## begin Excerpted records
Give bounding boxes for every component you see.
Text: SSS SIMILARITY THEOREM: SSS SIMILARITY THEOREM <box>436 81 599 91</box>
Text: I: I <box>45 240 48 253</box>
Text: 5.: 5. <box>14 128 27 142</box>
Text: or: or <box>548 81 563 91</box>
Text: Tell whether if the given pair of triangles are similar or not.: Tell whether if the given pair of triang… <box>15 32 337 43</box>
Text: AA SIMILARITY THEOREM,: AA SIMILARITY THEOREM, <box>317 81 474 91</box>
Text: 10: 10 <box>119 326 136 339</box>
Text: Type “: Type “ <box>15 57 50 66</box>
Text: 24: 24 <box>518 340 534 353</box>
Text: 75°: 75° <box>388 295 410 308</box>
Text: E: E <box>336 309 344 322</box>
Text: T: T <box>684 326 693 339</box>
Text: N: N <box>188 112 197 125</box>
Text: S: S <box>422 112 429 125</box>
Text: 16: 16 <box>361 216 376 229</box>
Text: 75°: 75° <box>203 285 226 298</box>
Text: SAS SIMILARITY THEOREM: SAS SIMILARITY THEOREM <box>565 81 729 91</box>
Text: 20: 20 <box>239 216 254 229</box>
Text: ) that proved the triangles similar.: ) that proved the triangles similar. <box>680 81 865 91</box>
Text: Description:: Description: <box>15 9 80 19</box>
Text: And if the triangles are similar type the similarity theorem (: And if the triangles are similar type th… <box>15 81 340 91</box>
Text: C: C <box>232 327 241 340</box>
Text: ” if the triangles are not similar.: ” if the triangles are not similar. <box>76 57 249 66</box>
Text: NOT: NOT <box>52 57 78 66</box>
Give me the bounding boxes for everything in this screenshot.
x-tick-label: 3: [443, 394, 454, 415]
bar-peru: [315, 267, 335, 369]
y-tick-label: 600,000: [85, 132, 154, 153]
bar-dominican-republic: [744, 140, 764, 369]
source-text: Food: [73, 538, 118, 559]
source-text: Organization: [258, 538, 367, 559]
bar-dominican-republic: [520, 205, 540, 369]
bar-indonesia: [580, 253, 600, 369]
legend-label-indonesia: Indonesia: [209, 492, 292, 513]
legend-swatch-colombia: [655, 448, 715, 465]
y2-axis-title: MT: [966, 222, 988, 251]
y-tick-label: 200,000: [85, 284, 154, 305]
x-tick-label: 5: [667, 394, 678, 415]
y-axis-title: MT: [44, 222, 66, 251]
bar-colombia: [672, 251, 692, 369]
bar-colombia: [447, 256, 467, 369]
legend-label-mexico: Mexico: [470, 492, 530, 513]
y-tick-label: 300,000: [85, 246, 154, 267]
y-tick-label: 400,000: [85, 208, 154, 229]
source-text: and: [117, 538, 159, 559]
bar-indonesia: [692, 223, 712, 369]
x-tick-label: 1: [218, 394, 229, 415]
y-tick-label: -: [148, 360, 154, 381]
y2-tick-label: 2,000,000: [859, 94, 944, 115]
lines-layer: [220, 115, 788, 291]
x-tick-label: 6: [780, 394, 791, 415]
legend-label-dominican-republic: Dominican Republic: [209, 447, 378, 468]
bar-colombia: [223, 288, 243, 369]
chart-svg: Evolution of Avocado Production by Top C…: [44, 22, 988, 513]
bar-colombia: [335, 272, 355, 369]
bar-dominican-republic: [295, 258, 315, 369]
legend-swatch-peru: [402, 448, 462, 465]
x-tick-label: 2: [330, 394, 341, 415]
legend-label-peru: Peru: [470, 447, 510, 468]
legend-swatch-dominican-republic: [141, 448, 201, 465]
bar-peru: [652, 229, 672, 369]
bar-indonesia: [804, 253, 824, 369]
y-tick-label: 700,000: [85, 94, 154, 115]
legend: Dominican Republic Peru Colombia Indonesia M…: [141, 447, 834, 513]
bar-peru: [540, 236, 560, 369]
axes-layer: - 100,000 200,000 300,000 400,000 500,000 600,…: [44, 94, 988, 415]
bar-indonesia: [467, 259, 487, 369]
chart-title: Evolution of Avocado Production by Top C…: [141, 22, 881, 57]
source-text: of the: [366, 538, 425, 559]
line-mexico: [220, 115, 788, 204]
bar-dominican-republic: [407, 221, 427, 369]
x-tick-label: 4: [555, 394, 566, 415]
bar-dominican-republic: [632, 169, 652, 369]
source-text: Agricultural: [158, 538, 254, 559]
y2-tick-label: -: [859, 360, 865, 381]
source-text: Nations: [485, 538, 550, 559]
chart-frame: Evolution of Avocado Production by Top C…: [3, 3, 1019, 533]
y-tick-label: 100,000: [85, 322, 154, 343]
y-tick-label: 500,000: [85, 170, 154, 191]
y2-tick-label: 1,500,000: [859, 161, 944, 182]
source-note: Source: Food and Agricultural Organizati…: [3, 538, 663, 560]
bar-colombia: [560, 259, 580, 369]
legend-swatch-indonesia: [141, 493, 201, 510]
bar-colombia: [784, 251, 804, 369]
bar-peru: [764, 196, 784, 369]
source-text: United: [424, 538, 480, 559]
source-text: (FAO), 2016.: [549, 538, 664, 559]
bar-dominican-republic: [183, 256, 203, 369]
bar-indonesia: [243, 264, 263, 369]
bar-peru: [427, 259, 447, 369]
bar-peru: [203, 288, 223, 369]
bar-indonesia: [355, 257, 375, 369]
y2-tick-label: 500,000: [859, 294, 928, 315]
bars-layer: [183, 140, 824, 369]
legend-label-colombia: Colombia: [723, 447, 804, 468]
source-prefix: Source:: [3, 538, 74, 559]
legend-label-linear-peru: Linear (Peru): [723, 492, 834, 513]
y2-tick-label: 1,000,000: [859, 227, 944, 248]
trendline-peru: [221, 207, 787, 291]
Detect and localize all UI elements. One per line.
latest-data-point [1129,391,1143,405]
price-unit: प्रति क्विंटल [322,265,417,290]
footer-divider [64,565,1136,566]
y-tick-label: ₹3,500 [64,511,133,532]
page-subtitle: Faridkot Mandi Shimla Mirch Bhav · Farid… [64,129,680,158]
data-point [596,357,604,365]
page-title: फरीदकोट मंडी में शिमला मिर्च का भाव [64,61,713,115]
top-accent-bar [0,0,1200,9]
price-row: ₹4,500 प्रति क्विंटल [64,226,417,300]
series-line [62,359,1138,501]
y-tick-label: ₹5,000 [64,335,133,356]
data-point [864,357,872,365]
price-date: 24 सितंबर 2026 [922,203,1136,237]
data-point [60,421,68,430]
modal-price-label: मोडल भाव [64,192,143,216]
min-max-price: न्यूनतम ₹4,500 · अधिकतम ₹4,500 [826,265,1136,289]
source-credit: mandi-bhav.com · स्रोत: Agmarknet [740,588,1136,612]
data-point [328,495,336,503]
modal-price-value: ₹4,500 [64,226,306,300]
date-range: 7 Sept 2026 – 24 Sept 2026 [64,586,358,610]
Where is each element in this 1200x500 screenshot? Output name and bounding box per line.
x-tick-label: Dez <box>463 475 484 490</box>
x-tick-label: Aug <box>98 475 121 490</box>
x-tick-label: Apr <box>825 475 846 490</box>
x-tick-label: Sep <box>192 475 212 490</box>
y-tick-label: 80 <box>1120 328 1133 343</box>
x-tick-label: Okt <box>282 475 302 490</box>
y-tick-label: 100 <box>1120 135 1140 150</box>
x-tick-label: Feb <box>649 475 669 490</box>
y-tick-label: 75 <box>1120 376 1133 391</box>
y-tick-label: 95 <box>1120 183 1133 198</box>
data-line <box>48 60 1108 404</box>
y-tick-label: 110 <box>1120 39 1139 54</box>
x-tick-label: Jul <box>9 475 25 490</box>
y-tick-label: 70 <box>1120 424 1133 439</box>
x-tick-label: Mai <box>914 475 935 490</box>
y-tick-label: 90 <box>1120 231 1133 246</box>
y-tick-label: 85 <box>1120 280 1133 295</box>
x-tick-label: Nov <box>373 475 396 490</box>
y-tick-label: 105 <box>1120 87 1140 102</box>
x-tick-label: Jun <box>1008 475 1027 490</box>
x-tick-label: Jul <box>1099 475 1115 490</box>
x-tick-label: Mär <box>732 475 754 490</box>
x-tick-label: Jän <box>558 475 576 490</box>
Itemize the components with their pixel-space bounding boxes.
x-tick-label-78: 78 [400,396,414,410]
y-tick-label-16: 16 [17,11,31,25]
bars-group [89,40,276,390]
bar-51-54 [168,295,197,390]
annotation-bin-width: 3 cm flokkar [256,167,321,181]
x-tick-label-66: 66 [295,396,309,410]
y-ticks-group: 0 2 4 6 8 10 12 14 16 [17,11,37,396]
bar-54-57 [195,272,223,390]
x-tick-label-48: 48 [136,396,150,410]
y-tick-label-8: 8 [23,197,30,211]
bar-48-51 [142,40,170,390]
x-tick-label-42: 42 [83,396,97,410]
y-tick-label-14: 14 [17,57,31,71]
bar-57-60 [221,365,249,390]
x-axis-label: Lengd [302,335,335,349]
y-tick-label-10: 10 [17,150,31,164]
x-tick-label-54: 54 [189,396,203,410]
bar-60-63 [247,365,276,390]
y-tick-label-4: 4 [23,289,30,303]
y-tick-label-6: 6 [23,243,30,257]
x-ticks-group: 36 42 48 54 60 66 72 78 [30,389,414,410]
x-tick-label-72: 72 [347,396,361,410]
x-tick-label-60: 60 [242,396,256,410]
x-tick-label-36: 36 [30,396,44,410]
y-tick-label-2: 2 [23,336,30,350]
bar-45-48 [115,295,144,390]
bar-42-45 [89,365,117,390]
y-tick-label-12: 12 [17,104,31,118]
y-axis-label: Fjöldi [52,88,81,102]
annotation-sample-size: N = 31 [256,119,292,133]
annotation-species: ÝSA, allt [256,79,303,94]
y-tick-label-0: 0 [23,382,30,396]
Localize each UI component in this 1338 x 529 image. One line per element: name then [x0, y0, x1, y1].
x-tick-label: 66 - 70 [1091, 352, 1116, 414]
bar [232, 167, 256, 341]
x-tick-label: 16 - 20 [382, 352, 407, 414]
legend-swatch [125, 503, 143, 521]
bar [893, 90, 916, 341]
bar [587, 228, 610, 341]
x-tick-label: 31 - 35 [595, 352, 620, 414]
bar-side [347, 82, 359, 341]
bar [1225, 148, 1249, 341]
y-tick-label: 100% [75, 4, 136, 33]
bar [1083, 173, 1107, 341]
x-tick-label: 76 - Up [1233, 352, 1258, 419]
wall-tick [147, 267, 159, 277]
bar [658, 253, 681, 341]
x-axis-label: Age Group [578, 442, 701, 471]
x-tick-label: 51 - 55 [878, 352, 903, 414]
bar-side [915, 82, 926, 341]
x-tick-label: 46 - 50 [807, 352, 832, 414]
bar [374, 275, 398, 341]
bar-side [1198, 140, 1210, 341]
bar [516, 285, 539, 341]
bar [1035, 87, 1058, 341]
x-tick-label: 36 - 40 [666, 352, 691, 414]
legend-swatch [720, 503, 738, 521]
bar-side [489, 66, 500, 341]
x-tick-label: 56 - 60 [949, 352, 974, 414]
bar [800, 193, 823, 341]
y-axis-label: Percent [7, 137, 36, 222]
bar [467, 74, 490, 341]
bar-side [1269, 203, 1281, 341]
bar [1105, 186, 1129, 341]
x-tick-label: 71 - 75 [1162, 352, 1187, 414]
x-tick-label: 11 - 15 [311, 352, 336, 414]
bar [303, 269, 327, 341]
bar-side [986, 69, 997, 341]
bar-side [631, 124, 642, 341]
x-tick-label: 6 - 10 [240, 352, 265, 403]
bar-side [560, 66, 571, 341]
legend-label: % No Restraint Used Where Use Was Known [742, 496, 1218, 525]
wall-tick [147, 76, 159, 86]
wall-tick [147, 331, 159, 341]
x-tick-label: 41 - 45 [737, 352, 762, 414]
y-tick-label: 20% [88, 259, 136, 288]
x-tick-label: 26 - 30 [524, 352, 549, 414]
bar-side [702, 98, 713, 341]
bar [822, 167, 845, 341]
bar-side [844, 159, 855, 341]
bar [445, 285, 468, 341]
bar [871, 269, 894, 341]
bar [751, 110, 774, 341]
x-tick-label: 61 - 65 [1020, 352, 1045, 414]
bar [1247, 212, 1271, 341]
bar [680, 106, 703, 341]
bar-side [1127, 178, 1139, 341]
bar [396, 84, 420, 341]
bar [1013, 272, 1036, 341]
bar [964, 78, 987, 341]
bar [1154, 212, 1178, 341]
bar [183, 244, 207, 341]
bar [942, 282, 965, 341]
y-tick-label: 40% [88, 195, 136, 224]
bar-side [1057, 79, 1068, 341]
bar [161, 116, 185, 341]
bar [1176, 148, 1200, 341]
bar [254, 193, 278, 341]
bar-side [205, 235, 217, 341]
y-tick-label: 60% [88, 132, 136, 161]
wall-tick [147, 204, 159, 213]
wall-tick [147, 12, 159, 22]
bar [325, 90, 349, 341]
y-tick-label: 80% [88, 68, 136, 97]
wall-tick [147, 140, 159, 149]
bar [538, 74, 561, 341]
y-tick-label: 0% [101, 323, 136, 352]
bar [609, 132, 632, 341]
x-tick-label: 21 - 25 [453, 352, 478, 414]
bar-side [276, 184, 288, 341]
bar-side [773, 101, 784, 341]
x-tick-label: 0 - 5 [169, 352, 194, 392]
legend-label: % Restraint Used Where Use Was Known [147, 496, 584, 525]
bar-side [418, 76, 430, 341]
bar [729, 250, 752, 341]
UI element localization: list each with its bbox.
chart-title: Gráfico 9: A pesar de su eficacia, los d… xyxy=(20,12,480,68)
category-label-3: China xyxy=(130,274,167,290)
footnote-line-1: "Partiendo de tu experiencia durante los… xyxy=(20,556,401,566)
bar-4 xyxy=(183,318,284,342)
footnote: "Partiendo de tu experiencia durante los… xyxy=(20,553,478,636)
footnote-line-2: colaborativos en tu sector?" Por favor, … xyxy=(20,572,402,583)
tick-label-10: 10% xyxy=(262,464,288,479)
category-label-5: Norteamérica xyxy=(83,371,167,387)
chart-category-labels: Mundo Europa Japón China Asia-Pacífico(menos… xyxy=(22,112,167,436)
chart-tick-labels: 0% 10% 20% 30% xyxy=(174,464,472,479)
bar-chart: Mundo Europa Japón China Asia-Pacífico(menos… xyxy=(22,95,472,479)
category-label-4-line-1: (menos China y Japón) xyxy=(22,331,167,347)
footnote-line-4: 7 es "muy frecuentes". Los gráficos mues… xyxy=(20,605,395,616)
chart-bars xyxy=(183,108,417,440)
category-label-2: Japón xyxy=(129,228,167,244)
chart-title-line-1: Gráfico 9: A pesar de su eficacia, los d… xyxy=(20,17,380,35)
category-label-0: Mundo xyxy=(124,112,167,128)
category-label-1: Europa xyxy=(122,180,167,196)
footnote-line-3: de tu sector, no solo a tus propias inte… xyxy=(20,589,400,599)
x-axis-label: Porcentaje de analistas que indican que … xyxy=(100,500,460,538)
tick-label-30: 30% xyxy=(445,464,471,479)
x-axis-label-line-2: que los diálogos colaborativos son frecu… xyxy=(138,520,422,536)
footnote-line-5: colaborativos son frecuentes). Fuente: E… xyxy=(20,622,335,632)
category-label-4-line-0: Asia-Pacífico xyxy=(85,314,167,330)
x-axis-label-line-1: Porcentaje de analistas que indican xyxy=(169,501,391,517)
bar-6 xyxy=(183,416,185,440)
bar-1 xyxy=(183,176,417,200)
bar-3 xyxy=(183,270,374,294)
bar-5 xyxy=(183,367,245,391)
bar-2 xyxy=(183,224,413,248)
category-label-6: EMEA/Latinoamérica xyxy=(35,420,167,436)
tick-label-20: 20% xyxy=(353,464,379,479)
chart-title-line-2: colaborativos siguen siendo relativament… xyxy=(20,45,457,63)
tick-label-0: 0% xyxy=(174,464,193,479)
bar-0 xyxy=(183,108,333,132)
## end Excerpted records
• [Task]
Can you copy out the data above character for character, from its first line through the line containing "source-text: Food: [73, 538, 118, 559]", both ends included?

• [Written solution]
Give bounding boxes for every component you see.
Text: SSS SIMILARITY THEOREM: SSS SIMILARITY THEOREM <box>436 81 599 91</box>
Text: I: I <box>45 240 48 253</box>
Text: 5.: 5. <box>14 128 27 142</box>
Text: or: or <box>548 81 563 91</box>
Text: Tell whether if the given pair of triangles are similar or not.: Tell whether if the given pair of triang… <box>15 32 337 43</box>
Text: AA SIMILARITY THEOREM,: AA SIMILARITY THEOREM, <box>317 81 474 91</box>
Text: 10: 10 <box>119 326 136 339</box>
Text: Type “: Type “ <box>15 57 50 66</box>
Text: 24: 24 <box>518 340 534 353</box>
Text: 75°: 75° <box>388 295 410 308</box>
Text: E: E <box>336 309 344 322</box>
Text: T: T <box>684 326 693 339</box>
Text: N: N <box>188 112 197 125</box>
Text: S: S <box>422 112 429 125</box>
Text: 16: 16 <box>361 216 376 229</box>
Text: 75°: 75° <box>203 285 226 298</box>
Text: SAS SIMILARITY THEOREM: SAS SIMILARITY THEOREM <box>565 81 729 91</box>
Text: 20: 20 <box>239 216 254 229</box>
Text: ) that proved the triangles similar.: ) that proved the triangles similar. <box>680 81 865 91</box>
Text: Description:: Description: <box>15 9 80 19</box>
Text: And if the triangles are similar type the similarity theorem (: And if the triangles are similar type th… <box>15 81 340 91</box>
Text: C: C <box>232 327 241 340</box>
Text: ” if the triangles are not similar.: ” if the triangles are not similar. <box>76 57 249 66</box>
Text: NOT: NOT <box>52 57 78 66</box>
Give me the bounding boxes for everything in this screenshot.
x-tick-label: 3: [443, 394, 454, 415]
bar-peru: [315, 267, 335, 369]
y-tick-label: 600,000: [85, 132, 154, 153]
bar-dominican-republic: [744, 140, 764, 369]
source-text: Food: [73, 538, 118, 559]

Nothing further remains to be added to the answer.